Below are the entries; count the lines in them that contain the word "historical" and give only the number.

# [Data supplied]

****************

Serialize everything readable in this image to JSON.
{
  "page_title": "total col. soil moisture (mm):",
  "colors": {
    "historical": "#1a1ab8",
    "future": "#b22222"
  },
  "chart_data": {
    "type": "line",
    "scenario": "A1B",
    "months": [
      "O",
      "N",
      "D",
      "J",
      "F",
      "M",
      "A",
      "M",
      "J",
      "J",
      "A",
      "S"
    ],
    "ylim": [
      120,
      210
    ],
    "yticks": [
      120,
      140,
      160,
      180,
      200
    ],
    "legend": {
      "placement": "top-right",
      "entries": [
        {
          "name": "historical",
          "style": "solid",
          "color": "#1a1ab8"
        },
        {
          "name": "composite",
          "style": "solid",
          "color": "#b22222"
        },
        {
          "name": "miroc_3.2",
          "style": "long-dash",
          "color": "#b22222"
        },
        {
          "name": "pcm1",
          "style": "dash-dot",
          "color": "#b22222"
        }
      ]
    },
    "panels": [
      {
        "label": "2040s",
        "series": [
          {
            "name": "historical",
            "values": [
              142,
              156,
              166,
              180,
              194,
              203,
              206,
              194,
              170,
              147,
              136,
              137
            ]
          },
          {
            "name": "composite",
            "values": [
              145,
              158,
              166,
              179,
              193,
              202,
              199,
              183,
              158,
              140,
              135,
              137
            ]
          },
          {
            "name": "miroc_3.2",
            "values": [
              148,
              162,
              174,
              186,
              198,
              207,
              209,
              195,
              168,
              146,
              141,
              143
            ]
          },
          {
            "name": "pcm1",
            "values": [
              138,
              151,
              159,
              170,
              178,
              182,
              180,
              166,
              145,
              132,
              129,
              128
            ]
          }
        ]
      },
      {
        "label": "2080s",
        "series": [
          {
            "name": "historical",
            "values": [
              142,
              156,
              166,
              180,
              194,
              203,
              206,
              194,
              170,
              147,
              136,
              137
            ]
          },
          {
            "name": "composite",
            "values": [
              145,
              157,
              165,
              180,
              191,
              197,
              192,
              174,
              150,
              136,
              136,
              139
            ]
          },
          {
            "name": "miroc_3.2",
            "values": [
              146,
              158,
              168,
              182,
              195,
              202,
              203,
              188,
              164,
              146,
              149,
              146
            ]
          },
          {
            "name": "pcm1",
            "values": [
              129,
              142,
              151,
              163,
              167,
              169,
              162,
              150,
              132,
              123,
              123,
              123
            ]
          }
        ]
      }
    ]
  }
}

****************

# [Finished task]
4